WHAT IS EXPECTED:
Copy, from the entries below, each line where the word "Government" can be found.

EXTRACTED INFORMATION:
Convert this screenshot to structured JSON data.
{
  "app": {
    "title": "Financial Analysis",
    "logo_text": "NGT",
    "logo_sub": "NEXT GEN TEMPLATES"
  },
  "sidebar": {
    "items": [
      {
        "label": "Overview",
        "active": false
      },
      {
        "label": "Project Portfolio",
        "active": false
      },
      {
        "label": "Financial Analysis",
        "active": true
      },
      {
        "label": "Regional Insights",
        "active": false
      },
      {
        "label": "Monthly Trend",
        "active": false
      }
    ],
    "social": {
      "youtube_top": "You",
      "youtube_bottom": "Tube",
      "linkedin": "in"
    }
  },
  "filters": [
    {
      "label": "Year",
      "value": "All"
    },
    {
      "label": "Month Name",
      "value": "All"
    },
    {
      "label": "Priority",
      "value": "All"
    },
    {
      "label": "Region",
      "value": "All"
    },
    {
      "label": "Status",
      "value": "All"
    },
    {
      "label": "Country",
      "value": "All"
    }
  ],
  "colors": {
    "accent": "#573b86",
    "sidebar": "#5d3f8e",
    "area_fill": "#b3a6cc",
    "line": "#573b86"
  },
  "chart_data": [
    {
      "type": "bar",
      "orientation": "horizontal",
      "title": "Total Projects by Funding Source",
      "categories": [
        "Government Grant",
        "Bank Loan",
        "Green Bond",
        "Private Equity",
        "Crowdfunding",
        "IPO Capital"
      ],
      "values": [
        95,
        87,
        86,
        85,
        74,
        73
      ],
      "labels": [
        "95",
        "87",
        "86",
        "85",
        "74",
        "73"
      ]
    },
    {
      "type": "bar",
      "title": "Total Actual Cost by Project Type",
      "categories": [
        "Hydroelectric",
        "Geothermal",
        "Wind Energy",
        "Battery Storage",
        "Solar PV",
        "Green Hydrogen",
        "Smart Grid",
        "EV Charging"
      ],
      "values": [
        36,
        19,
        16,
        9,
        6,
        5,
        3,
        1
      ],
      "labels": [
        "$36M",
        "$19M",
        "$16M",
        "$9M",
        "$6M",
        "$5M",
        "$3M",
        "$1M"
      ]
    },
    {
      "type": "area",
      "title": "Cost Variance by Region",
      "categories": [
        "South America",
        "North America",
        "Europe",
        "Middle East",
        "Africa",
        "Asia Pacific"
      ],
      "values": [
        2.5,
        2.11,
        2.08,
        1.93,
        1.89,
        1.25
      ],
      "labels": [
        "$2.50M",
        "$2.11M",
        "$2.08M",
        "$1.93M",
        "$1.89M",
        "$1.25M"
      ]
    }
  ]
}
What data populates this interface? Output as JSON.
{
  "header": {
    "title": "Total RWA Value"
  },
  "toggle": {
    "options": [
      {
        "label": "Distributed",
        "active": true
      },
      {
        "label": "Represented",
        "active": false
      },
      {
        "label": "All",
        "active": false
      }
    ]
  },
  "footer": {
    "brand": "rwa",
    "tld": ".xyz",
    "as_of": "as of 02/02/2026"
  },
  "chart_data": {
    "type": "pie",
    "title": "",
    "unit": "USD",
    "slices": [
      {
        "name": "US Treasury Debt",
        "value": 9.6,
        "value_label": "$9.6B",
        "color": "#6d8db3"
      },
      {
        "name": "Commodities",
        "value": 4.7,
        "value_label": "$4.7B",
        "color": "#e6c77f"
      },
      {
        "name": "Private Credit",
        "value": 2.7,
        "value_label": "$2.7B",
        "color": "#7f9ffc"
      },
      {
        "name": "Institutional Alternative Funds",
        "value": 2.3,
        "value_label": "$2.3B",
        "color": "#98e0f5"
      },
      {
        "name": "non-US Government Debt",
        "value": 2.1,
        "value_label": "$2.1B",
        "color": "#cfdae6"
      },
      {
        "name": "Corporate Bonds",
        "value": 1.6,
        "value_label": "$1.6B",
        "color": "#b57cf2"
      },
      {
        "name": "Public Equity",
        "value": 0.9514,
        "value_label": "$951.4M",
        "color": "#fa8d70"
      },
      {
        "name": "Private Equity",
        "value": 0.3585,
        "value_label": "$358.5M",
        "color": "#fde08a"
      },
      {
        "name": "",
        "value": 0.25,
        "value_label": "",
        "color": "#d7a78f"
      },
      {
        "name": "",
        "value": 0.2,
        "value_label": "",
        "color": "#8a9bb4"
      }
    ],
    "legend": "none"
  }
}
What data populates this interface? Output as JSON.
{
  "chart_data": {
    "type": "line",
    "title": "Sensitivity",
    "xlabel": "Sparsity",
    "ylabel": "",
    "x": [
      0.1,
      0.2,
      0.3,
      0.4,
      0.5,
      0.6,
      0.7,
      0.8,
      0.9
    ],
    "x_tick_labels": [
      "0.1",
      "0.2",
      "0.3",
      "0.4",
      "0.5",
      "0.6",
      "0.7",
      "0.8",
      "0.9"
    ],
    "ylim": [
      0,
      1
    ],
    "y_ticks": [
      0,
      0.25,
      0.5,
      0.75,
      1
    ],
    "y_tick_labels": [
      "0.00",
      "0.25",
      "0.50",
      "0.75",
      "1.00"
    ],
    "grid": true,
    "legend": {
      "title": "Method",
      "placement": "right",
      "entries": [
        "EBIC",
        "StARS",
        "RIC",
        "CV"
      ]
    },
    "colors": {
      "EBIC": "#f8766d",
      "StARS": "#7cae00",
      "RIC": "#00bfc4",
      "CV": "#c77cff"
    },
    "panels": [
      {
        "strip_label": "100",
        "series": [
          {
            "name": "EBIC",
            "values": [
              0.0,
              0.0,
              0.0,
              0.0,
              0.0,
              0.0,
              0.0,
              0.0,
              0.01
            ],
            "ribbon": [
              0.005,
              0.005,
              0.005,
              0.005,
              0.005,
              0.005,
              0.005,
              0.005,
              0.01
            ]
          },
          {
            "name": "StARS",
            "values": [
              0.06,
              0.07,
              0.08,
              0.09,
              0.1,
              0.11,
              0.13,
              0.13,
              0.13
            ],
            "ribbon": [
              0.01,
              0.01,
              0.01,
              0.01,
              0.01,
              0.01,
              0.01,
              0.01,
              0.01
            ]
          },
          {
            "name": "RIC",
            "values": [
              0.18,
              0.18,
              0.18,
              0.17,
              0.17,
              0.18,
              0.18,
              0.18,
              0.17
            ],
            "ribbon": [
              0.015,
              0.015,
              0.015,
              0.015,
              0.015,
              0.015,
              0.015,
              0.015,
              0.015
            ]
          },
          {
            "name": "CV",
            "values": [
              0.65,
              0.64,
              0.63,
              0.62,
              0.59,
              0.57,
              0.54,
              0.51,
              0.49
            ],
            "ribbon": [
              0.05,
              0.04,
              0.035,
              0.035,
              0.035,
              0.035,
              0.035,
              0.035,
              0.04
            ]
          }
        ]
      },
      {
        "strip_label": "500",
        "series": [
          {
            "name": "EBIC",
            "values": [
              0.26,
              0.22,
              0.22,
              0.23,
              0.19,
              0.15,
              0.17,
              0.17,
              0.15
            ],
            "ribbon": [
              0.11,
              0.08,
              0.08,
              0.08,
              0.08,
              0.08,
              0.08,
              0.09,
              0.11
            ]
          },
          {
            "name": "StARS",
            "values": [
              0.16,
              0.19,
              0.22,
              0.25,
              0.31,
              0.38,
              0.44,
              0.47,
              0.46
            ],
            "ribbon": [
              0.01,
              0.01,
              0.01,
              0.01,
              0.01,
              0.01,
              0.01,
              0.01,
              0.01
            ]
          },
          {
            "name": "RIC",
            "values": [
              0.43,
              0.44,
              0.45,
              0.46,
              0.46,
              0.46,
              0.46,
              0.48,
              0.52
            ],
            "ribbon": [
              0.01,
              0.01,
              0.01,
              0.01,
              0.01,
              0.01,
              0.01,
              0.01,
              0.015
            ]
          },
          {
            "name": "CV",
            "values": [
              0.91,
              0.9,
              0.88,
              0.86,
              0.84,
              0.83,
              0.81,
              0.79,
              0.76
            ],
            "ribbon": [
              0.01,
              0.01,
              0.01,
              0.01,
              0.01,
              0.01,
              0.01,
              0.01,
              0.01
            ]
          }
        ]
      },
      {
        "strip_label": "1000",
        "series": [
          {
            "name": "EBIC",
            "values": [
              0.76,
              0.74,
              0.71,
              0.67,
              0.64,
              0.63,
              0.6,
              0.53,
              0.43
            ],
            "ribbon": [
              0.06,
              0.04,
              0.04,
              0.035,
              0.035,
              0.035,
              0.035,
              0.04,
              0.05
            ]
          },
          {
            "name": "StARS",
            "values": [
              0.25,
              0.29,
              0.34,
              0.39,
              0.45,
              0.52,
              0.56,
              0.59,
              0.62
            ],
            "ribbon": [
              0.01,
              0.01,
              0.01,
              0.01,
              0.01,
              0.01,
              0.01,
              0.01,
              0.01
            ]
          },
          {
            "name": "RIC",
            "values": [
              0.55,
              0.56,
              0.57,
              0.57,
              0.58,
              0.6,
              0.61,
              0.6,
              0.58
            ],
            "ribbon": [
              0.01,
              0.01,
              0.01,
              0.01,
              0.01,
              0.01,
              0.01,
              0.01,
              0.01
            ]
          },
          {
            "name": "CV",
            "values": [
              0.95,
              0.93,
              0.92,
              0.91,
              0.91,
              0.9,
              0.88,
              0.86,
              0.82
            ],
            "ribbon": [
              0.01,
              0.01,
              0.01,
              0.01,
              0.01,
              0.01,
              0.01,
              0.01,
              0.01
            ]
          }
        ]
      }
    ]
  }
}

ANSWER IN FULL:
        "Government Grant",
        "name": "non-US Government Debt",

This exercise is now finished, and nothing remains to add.